Extracted information →
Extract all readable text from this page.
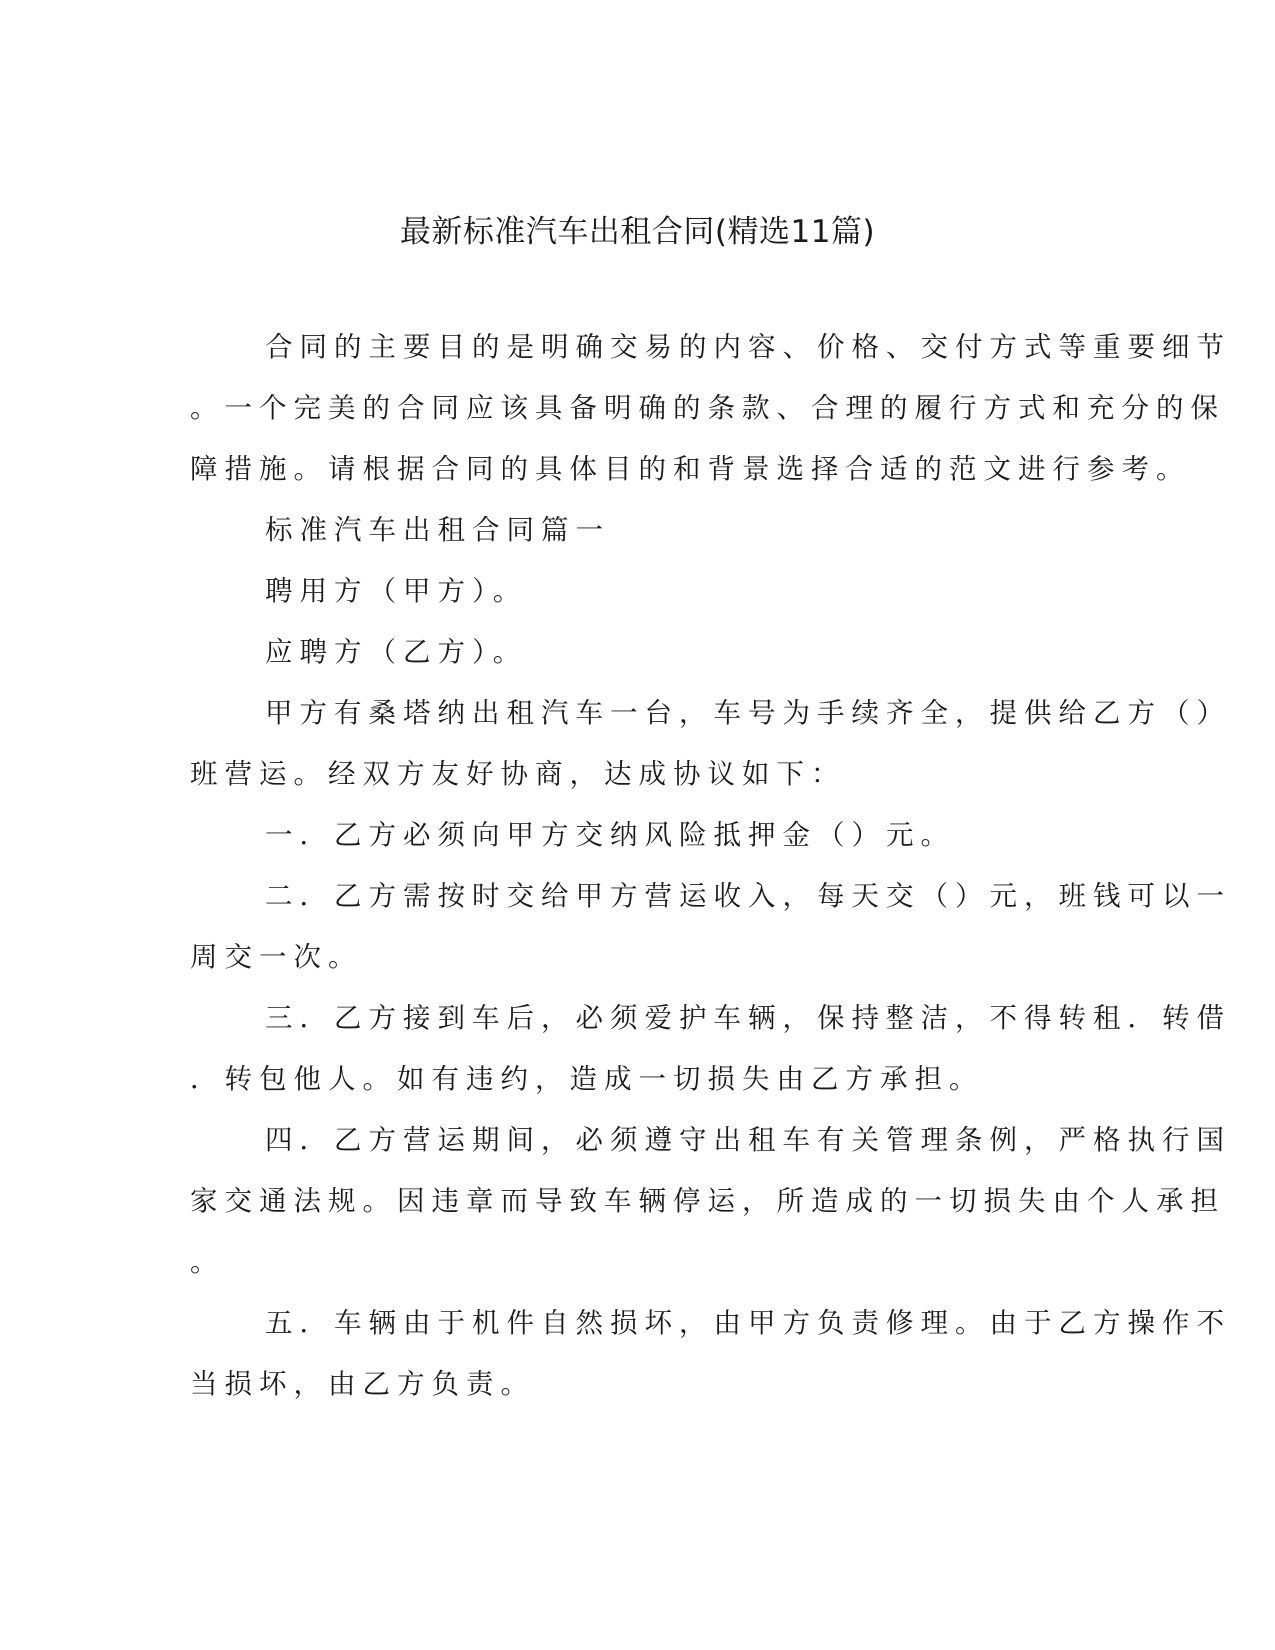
最新标准汽车出租合同(精选11篇)
合同的主要目的是明确交易的内容、价格、交付方式等重要细节
。一个完美的合同应该具备明确的条款、合理的履行方式和充分的保
障措施。请根据合同的具体目的和背景选择合适的范文进行参考。
标准汽车出租合同篇一
聘用方（甲方）。
应聘方（乙方）。
甲方有桑塔纳出租汽车一台，车号为手续齐全，提供给乙方（）
班营运。经双方友好协商，达成协议如下：
一．乙方必须向甲方交纳风险抵押金（）元。
二．乙方需按时交给甲方营运收入，每天交（）元，班钱可以一
周交一次。
三．乙方接到车后，必须爱护车辆，保持整洁，不得转租．转借
．转包他人。如有违约，造成一切损失由乙方承担。
四．乙方营运期间，必须遵守出租车有关管理条例，严格执行国
家交通法规。因违章而导致车辆停运，所造成的一切损失由个人承担
。
五．车辆由于机件自然损坏，由甲方负责修理。由于乙方操作不
当损坏，由乙方负责。
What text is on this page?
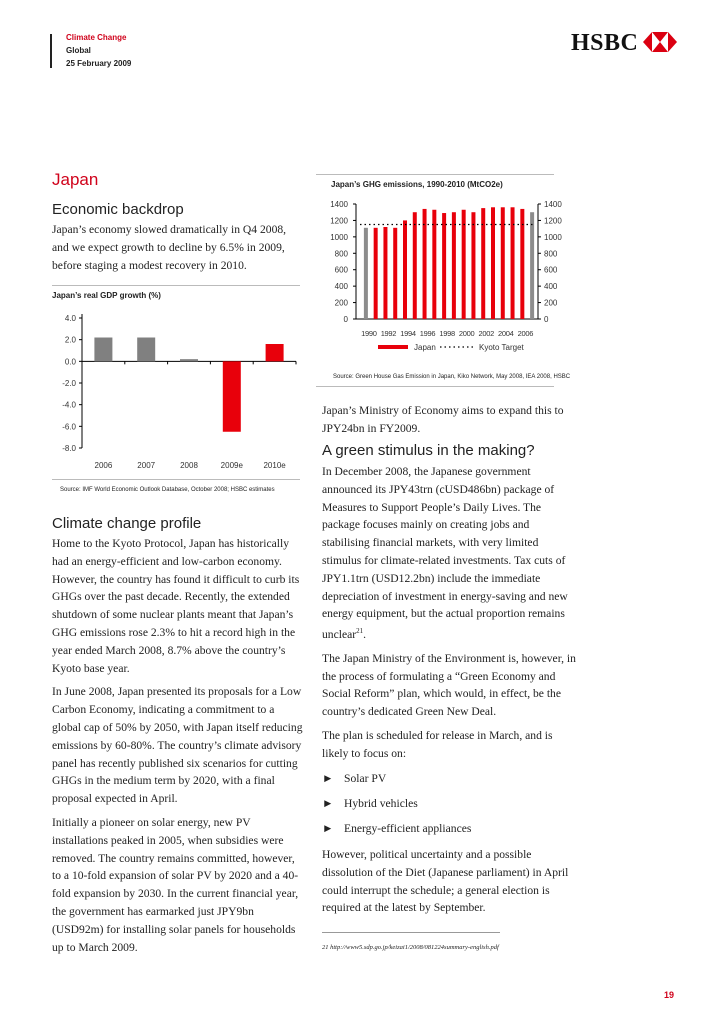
Climate Change
Global
25 February 2009
HSBC
Japan
Economic backdrop

Japan’s economy slowed dramatically in Q4 2008, and we expect growth to decline by 6.5% in 2009, before staging a modest recovery in 2010.

Japan’s real GDP growth (%)
4.0
2.0
0.0
-2.0
-4.0
-6.0
-8.0
2006	2007	2008	2009e	2010e
Source: IMF World Economic Outlook Database, October 2008; HSBC estimates
Climate change profile

Home to the Kyoto Protocol, Japan has historically had an energy-efficient and low-carbon economy. However, the country has found it difficult to curb its GHGs over the past decade. Recently, the extended shutdown of some nuclear plants meant that Japan’s GHG emissions rose 2.3% to hit a record high in the year ended March 2008, 8.7% above the country’s Kyoto base year.

In June 2008, Japan presented its proposals for a Low Carbon Economy, indicating a commitment to a global cap of 50% by 2050, with Japan itself reducing emissions by 60-80%. The country’s climate advisory panel has recently published six scenarios for cutting GHGs in the medium term by 2020, with a final proposal expected in April.

Initially a pioneer on solar energy, new PV installations peaked in 2005, when subsidies were removed. The country remains committed, however, to a 10-fold expansion of solar PV by 2020 and a 40-fold expansion by 2030. In the current financial year, the government has earmarked just JPY9bn (USD92m) for installing solar panels for households up to March 2009.

Japan’s GHG emissions, 1990-2010 (MtCO2e)
1400	1400
1200	1200
1000	1000
800	800
600	600
400	400
200	200
0	0
1990 1992 1994 1996 1998 2000 2002 2004 2006
Japan	Kyoto Target
Source: Green House Gas Emission in Japan, Kiko Network, May 2008, IEA 2008, HSBC

Japan’s Ministry of Economy aims to expand this to JPY24bn in FY2009.

A green stimulus in the making?

In December 2008, the Japanese government announced its JPY43trn (cUSD486bn) package of Measures to Support People’s Daily Lives. The package focuses mainly on creating jobs and stabilising financial markets, with very limited stimulus for climate-related investments. Tax cuts of JPY1.1trn (USD12.2bn) include the immediate depreciation of investment in energy-saving and new energy equipment, but the actual proportion remains unclear$^{21}$.

The Japan Ministry of the Environment is, however, in the process of formulating a “Green Economy and Social Reform” plan, which would, in effect, be the country’s dedicated Green New Deal.

The plan is scheduled for release in March, and is likely to focus on:

► Solar PV
► Hybrid vehicles
► Energy-efficient appliances

However, political uncertainty and a possible dissolution of the Diet (Japanese parliament) in April could interrupt the schedule; a general election is required at the latest by September.

21 http://www5.sdp.go.jp/keizai1/2008/081224summary-english.pdf
19
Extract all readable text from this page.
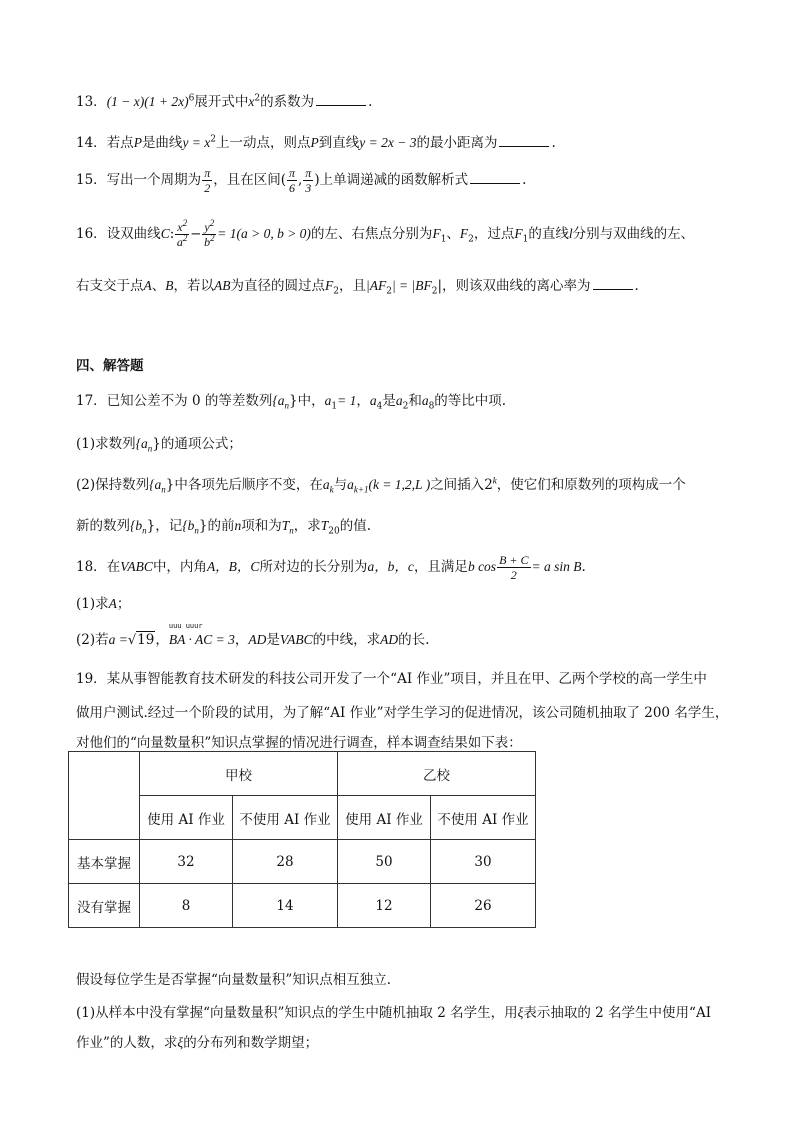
13．$(1 - x)(1 + 2x)^6$展开式中$x^2$的系数为	.
14．若点P是曲线$y = x^2$上一动点，则点P到直线y = 2x − 3的最小距离为	.
15．写出一个周期为 $\frac{\pi}{2}$ ，且在区间( $\frac{\pi}{6}$ , $\frac{\pi}{3}$ )上单调递减的函数解析式	.
16．设双曲线C: $\frac{x^2}{a^2} - \frac{y^2}{b^2} = 1(a > 0$, b > 0)的左、右焦点分别为$F_1$、$F_2$，过点$F_1$的直线l分别与双曲线的左、
右支交于点A、B，若以AB为直径的圆过点$F_2$，且$|AF_2| = |BF_2|$，则该双曲线的离心率为	.
四、解答题
17．已知公差不为 0 的等差数列$\{a_n\}$中，$a_1= 1$，$a_4$是$a_2$和$a_8$的等比中项.
(1)求数列$\{a_n\}$的通项公式；
(2)保持数列$\{a_n\}$中各项先后顺序不变，在$a_k$与$a_{k+1}(k = 1,2,L$ )之间插入2$^k$，使它们和原数列的项构成一个
新的数列$\{b_n\}$，记$\{b_n\}$的前n项和为$T_n$，求$T_{20}$的值.
18．在VABC中，内角A，B，C所对边的长分别为a，b，c，且满足b $\cos \frac{B + C}{2} = a$ sin B.
(1)求A；
(2)若a =√19，
uuu uuur
BA · AC = 3，AD是VABC的中线，求AD的长.
19．某从事智能教育技术研发的科技公司开发了一个“AI 作业”项目，并且在甲、乙两个学校的高一学生中
做用户测试.经过一个阶段的试用，为了解“AI 作业”对学生学习的促进情况，该公司随机抽取了 200 名学生，
对他们的“向量数量积”知识点掌握的情况进行调查，样本调查结果如下表：
	甲校		乙校	
	使用 AI 作业	不使用 AI 作业	使用 AI 作业	不使用 AI 作业
基本掌握	32	28	50	30
没有掌握	8	14	12	26
假设每位学生是否掌握“向量数量积”知识点相互独立.
(1)从样本中没有掌握“向量数量积”知识点的学生中随机抽取 2 名学生，用ξ表示抽取的 2 名学生中使用“AI
作业”的人数，求ξ的分布列和数学期望；
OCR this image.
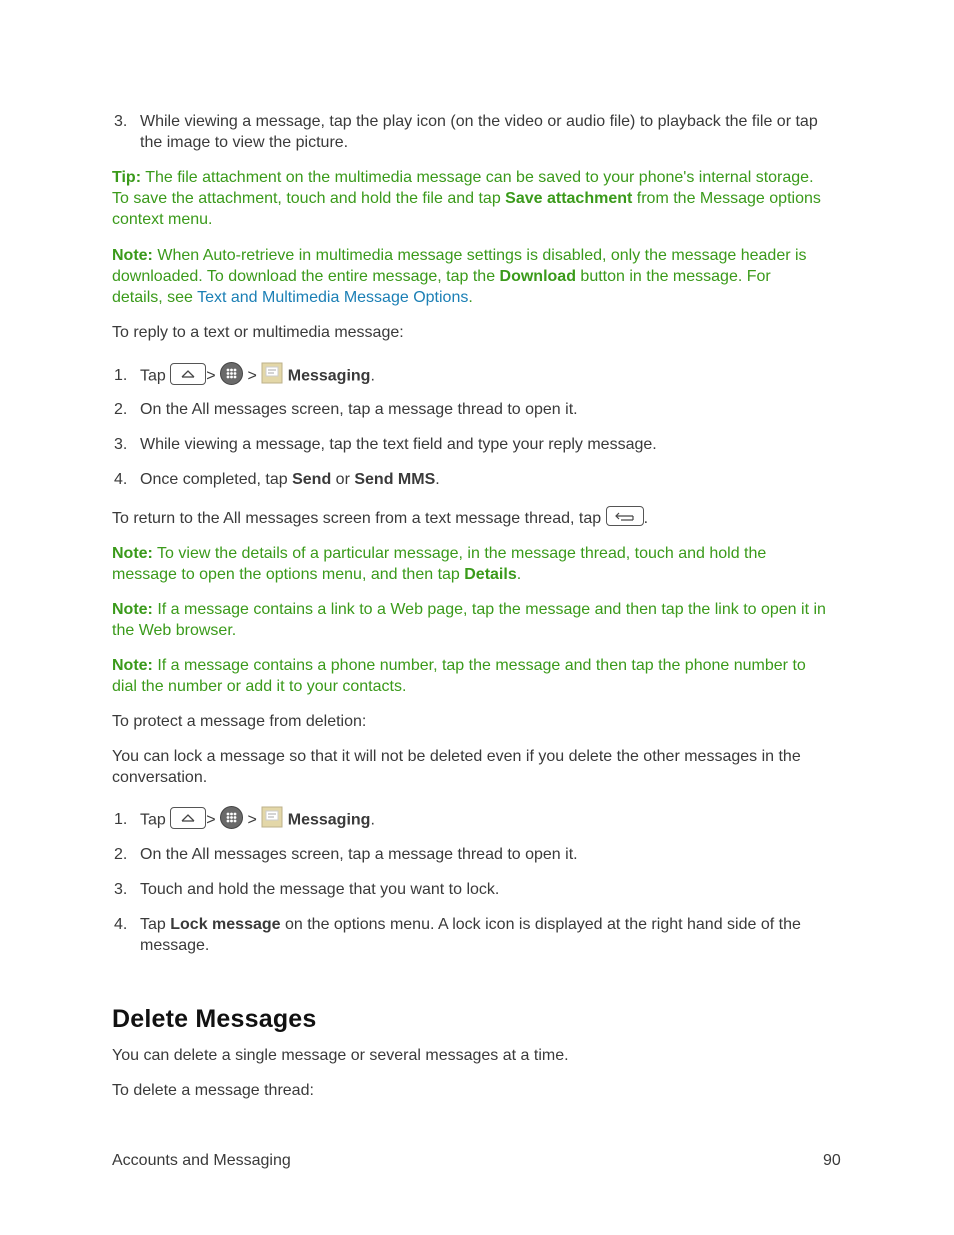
3. While viewing a message, tap the play icon (on the video or audio file) to playback the file or tap
the image to view the picture.
Tip: The file attachment on the multimedia message can be saved to your phone's internal storage.
To save the attachment, touch and hold the file and tap Save attachment from the Message options
context menu.
Note: When Auto-retrieve in multimedia message settings is disabled, only the message header is
downloaded. To download the entire message, tap the Download button in the message. For
details, see Text and Multimedia Message Options.
To reply to a text or multimedia message:
1. Tap	> > Messaging.
2. On the All messages screen, tap a message thread to open it.
3. While viewing a message, tap the text field and type your reply message.
4. Once completed, tap Send or Send MMS.
To return to the All messages screen from a text message thread, tap	.
Note: To view the details of a particular message, in the message thread, touch and hold the
message to open the options menu, and then tap Details.
Note: If a message contains a link to a Web page, tap the message and then tap the link to open it in
the Web browser.
Note: If a message contains a phone number, tap the message and then tap the phone number to
dial the number or add it to your contacts.
To protect a message from deletion:
You can lock a message so that it will not be deleted even if you delete the other messages in the
conversation.
1. Tap	> > Messaging.
2. On the All messages screen, tap a message thread to open it.
3. Touch and hold the message that you want to lock.
4. Tap Lock message on the options menu. A lock icon is displayed at the right hand side of the
message.
Delete Messages
You can delete a single message or several messages at a time.
To delete a message thread:
Accounts and Messaging	90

Goal → Look over the listing. Pull out every line with the string "HSBC" in it.

Response for this exercise →
HSBC
Source: IMF World Economic Outlook Database, October 2008; HSBC estimates
Source: Green House Gas Emission in Japan, Kiko Network, May 2008, IEA 2008, HSBC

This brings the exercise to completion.